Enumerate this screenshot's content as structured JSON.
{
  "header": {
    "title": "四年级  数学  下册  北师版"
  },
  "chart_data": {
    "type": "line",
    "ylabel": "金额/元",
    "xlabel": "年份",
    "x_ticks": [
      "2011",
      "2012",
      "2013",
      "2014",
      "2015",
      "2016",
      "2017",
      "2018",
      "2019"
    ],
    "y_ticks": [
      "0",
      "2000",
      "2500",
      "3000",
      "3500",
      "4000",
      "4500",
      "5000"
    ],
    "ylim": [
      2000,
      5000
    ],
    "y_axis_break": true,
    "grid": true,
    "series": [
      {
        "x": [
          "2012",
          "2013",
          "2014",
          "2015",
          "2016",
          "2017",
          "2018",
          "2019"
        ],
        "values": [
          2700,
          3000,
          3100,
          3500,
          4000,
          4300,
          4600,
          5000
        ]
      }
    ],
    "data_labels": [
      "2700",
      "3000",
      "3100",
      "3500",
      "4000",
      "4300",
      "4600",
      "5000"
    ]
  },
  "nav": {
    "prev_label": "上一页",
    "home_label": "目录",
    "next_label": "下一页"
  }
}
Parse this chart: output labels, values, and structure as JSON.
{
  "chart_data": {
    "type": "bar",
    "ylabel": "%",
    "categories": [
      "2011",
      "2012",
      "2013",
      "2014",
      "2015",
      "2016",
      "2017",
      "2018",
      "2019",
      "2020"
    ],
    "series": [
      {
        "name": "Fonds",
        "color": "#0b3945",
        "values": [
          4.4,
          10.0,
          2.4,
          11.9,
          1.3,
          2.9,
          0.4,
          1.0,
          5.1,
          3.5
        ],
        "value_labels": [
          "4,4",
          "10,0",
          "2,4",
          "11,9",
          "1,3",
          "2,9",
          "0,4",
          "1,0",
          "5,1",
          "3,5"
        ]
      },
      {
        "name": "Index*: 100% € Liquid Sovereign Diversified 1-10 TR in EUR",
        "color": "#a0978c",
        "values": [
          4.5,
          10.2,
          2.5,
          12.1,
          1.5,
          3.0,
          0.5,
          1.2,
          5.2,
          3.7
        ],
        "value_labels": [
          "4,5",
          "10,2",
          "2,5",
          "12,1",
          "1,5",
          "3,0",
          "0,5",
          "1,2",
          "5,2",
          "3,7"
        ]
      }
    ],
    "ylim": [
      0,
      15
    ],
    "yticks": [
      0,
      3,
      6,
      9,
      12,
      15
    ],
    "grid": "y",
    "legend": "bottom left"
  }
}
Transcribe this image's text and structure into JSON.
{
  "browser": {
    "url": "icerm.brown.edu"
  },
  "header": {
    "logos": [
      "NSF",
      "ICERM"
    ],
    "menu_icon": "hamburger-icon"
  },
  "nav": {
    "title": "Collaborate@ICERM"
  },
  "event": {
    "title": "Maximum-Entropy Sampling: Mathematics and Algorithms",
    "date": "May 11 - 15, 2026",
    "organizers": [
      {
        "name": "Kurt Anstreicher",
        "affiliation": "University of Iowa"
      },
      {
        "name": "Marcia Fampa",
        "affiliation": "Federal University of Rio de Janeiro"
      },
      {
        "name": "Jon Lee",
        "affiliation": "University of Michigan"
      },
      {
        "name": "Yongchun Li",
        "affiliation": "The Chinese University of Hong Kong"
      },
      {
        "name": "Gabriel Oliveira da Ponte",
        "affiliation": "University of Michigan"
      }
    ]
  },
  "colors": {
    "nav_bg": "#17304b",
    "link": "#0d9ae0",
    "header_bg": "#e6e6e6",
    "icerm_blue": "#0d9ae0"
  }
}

» **What you have to do**:
Extract the listing in its entirety, matching it exactly.

» **The answer**:
Enumerate this screenshot's content as structured JSON.
{
  "header": {
    "title": "四年级  数学  下册  北师版"
  },
  "chart_data": {
    "type": "line",
    "ylabel": "金额/元",
    "xlabel": "年份",
    "x_ticks": [
      "2011",
      "2012",
      "2013",
      "2014",
      "2015",
      "2016",
      "2017",
      "2018",
      "2019"
    ],
    "y_ticks": [
      "0",
      "2000",
      "2500",
      "3000",
      "3500",
      "4000",
      "4500",
      "5000"
    ],
    "ylim": [
      2000,
      5000
    ],
    "y_axis_break": true,
    "grid": true,
    "series": [
      {
        "x": [
          "2012",
          "2013",
          "2014",
          "2015",
          "2016",
          "2017",
          "2018",
          "2019"
        ],
        "values": [
          2700,
          3000,
          3100,
          3500,
          4000,
          4300,
          4600,
          5000
        ]
      }
    ],
    "data_labels": [
      "2700",
      "3000",
      "3100",
      "3500",
      "4000",
      "4300",
      "4600",
      "5000"
    ]
  },
  "nav": {
    "prev_label": "上一页",
    "home_label": "目录",
    "next_label": "下一页"
  }
}
Parse this chart: output labels, values, and structure as JSON.
{
  "chart_data": {
    "type": "bar",
    "ylabel": "%",
    "categories": [
      "2011",
      "2012",
      "2013",
      "2014",
      "2015",
      "2016",
      "2017",
      "2018",
      "2019",
      "2020"
    ],
    "series": [
      {
        "name": "Fonds",
        "color": "#0b3945",
        "values": [
          4.4,
          10.0,
          2.4,
          11.9,
          1.3,
          2.9,
          0.4,
          1.0,
          5.1,
          3.5
        ],
        "value_labels": [
          "4,4",
          "10,0",
          "2,4",
          "11,9",
          "1,3",
          "2,9",
          "0,4",
          "1,0",
          "5,1",
          "3,5"
        ]
      },
      {
        "name": "Index*: 100% € Liquid Sovereign Diversified 1-10 TR in EUR",
        "color": "#a0978c",
        "values": [
          4.5,
          10.2,
          2.5,
          12.1,
          1.5,
          3.0,
          0.5,
          1.2,
          5.2,
          3.7
        ],
        "value_labels": [
          "4,5",
          "10,2",
          "2,5",
          "12,1",
          "1,5",
          "3,0",
          "0,5",
          "1,2",
          "5,2",
          "3,7"
        ]
      }
    ],
    "ylim": [
      0,
      15
    ],
    "yticks": [
      0,
      3,
      6,
      9,
      12,
      15
    ],
    "grid": "y",
    "legend": "bottom left"
  }
}
Transcribe this image's text and structure into JSON.
{
  "browser": {
    "url": "icerm.brown.edu"
  },
  "header": {
    "logos": [
      "NSF",
      "ICERM"
    ],
    "menu_icon": "hamburger-icon"
  },
  "nav": {
    "title": "Collaborate@ICERM"
  },
  "event": {
    "title": "Maximum-Entropy Sampling: Mathematics and Algorithms",
    "date": "May 11 - 15, 2026",
    "organizers": [
      {
        "name": "Kurt Anstreicher",
        "affiliation": "University of Iowa"
      },
      {
        "name": "Marcia Fampa",
        "affiliation": "Federal University of Rio de Janeiro"
      },
      {
        "name": "Jon Lee",
        "affiliation": "University of Michigan"
      },
      {
        "name": "Yongchun Li",
        "affiliation": "The Chinese University of Hong Kong"
      },
      {
        "name": "Gabriel Oliveira da Ponte",
        "affiliation": "University of Michigan"
      }
    ]
  },
  "colors": {
    "nav_bg": "#17304b",
    "link": "#0d9ae0",
    "header_bg": "#e6e6e6",
    "icerm_blue": "#0d9ae0"
  }
}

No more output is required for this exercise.